======== Supplied material ========
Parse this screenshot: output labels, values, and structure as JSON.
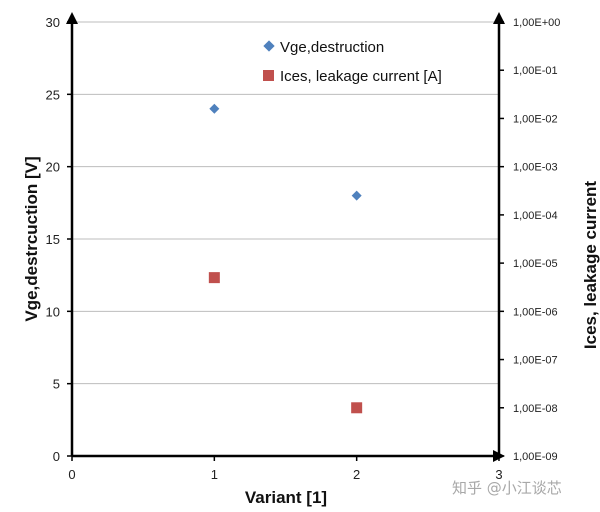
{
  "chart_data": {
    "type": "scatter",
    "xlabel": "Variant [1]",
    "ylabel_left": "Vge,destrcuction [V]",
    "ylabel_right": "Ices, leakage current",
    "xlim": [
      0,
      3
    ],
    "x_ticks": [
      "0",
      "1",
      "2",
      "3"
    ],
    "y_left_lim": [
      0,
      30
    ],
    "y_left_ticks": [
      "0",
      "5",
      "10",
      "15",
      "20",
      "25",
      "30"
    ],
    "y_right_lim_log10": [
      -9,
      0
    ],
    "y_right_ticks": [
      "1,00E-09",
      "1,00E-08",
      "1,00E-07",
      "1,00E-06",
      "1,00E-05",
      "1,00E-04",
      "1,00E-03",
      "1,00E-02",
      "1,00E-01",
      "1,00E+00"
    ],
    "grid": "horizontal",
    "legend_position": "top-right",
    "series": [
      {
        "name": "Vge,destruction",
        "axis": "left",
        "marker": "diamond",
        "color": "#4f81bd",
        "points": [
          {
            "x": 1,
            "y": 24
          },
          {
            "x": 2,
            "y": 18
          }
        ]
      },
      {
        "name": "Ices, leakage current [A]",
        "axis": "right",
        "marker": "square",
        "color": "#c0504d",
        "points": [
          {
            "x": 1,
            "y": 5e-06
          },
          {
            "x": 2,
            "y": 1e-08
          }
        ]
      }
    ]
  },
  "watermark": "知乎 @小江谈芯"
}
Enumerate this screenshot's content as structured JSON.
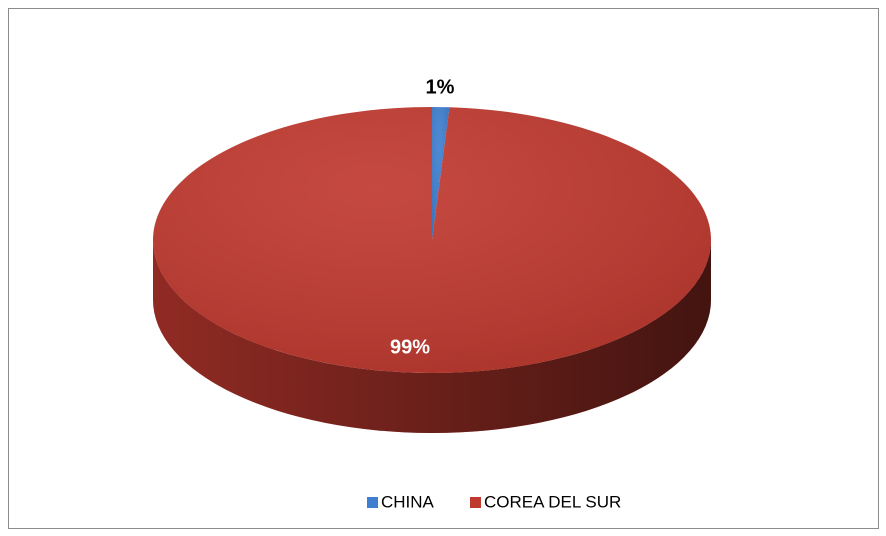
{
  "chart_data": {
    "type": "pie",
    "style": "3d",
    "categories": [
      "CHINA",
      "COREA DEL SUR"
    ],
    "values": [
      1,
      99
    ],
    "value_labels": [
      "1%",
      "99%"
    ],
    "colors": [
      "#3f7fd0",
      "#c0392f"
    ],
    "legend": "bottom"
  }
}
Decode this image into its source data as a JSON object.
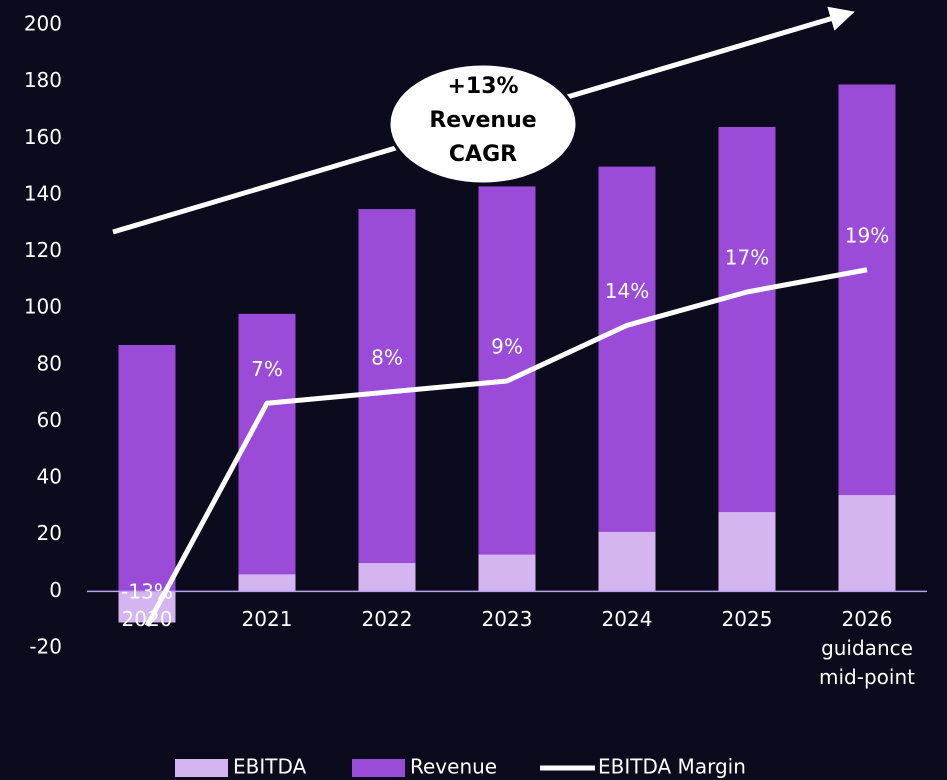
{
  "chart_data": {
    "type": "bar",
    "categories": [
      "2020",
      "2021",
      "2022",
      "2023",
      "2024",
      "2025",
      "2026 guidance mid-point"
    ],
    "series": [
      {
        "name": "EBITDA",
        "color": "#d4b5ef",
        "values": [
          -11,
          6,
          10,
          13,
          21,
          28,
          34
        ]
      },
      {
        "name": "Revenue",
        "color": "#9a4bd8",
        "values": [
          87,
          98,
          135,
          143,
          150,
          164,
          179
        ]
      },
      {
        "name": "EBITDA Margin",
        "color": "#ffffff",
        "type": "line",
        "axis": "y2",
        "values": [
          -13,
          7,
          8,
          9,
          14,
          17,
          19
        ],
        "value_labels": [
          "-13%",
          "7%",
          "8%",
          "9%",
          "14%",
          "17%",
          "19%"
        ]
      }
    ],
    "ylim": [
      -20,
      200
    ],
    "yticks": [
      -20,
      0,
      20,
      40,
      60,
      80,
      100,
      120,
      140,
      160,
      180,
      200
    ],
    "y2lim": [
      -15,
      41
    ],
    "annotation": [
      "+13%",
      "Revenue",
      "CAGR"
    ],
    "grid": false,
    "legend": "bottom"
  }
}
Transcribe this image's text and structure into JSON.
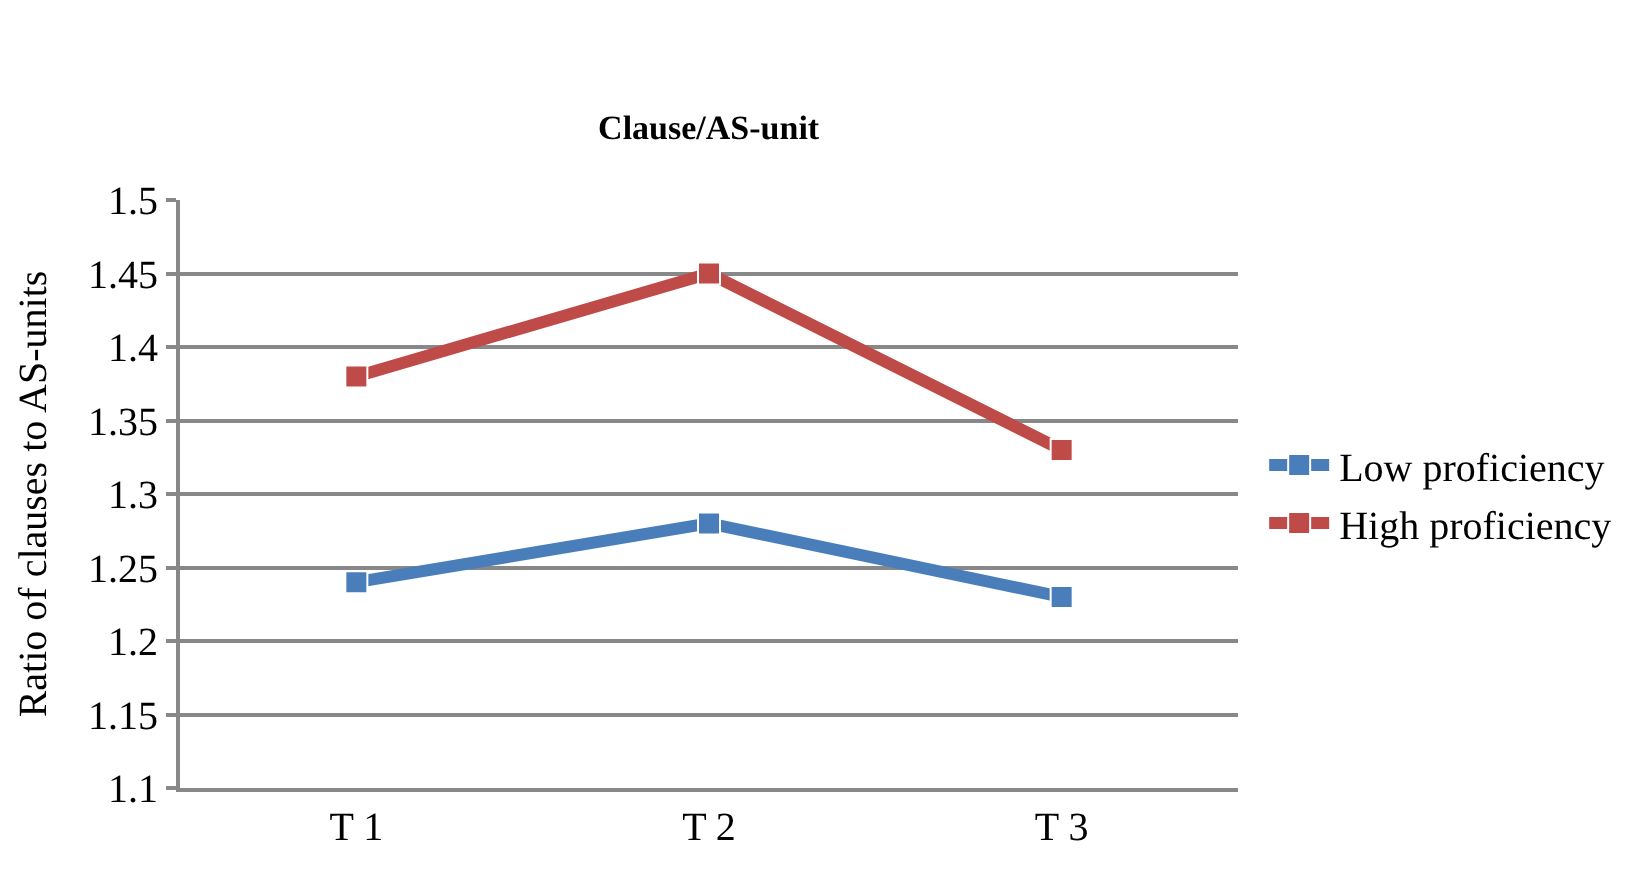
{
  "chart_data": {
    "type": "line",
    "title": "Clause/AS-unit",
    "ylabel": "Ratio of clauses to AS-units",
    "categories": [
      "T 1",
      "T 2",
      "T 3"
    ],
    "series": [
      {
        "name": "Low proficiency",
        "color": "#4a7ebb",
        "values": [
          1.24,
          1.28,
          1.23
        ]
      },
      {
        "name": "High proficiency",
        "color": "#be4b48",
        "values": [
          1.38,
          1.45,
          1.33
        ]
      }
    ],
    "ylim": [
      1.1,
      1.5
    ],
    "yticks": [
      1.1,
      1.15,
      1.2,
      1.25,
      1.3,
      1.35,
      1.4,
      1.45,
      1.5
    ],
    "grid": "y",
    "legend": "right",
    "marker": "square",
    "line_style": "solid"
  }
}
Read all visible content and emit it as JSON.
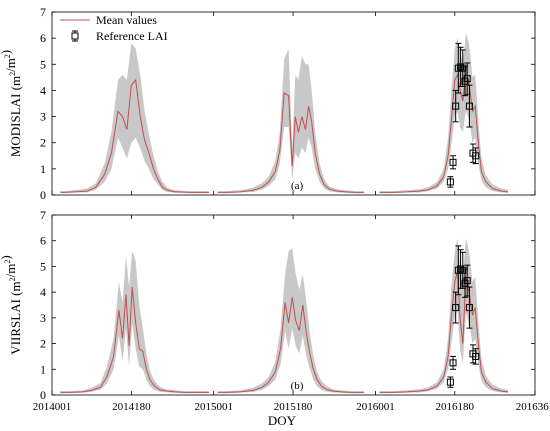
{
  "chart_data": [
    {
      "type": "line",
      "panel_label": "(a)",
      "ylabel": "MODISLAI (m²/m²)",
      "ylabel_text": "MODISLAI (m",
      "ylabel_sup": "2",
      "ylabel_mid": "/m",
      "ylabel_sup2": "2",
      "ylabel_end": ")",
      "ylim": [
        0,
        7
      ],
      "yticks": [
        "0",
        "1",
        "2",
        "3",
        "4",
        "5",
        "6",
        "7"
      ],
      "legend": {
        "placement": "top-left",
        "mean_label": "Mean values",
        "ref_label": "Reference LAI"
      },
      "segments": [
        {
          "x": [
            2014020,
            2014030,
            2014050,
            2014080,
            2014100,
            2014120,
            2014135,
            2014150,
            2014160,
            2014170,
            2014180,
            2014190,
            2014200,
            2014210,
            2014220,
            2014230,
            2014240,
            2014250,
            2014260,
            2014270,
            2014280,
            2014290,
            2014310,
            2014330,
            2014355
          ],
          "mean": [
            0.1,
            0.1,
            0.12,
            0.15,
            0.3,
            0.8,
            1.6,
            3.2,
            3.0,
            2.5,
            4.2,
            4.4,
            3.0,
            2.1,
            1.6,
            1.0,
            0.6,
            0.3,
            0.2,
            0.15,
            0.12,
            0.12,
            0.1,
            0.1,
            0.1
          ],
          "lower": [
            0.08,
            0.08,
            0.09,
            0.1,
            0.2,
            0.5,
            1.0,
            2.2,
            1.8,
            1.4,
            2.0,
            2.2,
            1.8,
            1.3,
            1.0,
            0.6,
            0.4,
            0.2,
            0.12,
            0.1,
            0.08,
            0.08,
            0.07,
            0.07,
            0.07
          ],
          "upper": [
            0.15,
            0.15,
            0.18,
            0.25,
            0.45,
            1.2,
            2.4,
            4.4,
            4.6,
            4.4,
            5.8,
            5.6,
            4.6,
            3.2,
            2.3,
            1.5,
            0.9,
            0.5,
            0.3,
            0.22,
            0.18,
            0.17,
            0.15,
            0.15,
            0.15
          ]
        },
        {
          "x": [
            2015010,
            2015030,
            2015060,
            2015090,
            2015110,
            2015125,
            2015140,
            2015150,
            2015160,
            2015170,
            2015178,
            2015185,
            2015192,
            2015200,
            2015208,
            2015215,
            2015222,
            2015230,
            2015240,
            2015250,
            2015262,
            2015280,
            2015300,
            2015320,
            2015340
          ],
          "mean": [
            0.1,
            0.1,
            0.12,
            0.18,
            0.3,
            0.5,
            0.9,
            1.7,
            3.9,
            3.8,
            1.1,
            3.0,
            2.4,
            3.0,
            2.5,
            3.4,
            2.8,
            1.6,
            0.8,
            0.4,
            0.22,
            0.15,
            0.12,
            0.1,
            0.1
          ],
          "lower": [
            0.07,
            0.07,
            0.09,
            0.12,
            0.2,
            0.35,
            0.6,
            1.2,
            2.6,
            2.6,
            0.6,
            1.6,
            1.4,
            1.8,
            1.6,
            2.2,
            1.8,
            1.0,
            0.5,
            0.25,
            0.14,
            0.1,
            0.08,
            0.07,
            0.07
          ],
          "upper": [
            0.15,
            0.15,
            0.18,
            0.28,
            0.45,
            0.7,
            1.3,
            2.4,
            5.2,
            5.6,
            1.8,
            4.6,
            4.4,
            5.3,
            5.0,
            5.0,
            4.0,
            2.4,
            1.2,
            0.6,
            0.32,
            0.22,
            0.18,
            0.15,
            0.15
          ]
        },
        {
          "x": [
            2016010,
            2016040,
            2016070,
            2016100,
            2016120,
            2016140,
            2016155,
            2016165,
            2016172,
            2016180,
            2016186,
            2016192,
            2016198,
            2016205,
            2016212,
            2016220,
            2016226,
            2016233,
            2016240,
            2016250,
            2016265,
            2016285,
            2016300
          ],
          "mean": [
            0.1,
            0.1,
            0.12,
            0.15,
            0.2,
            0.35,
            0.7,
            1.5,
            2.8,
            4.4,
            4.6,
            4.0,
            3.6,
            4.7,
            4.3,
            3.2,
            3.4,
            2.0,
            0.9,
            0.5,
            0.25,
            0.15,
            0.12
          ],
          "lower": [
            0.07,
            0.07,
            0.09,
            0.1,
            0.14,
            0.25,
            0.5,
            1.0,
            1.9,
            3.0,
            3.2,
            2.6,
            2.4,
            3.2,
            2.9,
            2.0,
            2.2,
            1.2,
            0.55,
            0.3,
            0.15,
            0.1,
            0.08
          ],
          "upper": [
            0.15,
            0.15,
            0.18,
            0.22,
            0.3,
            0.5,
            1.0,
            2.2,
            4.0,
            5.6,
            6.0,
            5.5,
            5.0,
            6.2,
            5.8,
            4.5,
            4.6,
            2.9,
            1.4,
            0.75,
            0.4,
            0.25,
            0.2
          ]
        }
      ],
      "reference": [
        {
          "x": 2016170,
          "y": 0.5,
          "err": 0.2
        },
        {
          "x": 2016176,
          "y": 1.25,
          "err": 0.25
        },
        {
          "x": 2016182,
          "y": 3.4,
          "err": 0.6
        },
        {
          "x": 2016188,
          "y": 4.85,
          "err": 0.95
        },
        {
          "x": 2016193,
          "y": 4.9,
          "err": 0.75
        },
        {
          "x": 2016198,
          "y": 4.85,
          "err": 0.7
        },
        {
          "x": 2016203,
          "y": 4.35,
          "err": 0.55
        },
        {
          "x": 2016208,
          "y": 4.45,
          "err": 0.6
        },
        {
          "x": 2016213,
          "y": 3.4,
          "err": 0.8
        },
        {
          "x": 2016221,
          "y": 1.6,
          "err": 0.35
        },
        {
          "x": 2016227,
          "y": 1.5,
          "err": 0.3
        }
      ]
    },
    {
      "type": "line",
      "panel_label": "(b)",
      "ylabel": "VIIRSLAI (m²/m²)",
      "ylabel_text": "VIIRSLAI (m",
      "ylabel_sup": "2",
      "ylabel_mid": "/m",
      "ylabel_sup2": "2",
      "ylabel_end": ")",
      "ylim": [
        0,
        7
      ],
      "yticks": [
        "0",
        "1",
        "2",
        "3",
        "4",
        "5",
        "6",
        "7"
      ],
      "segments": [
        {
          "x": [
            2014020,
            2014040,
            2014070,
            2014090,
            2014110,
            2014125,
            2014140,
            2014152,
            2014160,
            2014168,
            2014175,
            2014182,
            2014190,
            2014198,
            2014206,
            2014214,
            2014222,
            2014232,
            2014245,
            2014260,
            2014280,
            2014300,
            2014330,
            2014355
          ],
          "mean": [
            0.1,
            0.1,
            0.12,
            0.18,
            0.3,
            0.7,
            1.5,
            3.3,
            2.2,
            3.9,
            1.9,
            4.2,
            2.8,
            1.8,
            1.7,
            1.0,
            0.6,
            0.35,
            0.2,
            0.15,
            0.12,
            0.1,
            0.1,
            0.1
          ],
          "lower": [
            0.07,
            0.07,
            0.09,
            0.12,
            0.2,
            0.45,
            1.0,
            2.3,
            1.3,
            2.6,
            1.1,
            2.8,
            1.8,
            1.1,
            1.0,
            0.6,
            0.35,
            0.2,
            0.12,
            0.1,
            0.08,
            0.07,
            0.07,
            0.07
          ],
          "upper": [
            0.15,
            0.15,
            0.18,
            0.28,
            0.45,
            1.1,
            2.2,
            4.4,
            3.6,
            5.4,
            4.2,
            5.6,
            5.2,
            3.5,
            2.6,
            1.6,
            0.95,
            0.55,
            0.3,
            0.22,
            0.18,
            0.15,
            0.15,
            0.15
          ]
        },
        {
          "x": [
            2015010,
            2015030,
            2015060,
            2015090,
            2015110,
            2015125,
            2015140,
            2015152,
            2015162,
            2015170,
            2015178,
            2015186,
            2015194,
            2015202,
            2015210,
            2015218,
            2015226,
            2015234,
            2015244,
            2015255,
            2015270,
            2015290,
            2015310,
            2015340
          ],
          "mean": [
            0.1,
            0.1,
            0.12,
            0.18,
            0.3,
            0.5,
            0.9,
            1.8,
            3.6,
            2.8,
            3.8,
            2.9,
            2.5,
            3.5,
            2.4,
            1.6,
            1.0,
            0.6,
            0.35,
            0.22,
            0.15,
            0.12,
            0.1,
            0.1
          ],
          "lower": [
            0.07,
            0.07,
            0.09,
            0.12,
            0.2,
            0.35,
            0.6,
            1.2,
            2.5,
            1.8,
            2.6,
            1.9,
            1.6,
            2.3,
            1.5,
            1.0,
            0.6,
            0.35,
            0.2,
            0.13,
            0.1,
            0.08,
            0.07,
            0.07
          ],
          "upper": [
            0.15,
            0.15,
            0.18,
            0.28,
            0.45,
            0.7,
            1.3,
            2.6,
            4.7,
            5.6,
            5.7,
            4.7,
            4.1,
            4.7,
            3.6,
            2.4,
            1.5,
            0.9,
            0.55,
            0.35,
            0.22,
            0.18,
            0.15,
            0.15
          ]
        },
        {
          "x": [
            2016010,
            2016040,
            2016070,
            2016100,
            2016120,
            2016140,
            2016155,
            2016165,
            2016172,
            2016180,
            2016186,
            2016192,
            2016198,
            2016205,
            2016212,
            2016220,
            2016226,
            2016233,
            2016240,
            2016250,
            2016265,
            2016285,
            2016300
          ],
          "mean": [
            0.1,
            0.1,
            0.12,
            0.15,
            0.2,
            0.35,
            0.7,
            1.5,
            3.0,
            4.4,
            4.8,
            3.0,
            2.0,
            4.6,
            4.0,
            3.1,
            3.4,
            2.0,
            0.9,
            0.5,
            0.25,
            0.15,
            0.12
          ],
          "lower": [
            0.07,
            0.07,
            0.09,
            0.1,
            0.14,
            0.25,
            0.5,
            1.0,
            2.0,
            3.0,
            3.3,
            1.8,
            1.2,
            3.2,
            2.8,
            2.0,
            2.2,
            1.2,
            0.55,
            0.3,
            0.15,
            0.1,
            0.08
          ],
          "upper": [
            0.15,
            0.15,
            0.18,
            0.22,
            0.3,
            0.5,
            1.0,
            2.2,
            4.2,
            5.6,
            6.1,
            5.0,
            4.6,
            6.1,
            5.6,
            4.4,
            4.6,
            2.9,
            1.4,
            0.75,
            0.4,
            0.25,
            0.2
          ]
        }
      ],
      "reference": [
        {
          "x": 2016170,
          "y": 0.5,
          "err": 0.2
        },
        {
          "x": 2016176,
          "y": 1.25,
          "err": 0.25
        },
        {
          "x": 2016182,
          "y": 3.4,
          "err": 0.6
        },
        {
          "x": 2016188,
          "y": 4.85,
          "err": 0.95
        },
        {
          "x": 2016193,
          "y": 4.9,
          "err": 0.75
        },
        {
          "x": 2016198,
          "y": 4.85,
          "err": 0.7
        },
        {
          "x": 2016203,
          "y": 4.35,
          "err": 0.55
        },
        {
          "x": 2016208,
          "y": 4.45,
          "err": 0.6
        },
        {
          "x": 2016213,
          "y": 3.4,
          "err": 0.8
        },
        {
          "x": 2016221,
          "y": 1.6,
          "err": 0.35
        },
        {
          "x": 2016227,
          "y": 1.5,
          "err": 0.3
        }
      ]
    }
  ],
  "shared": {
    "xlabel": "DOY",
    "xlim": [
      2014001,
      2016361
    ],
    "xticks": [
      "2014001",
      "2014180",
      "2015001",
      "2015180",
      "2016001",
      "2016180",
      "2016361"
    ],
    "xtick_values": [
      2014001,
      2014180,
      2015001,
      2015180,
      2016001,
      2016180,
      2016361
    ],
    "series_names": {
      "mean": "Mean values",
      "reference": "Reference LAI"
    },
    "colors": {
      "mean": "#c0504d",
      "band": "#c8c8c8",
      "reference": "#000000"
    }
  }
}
========
Written problem
Pull out each line of the listing that holds the string "type".

Exercise result
    "type": "scatter",
    "type": "pie",
    "type": "bar",
        "type": "line",
    "type": "line",
      "type": "line",
      "type": "line",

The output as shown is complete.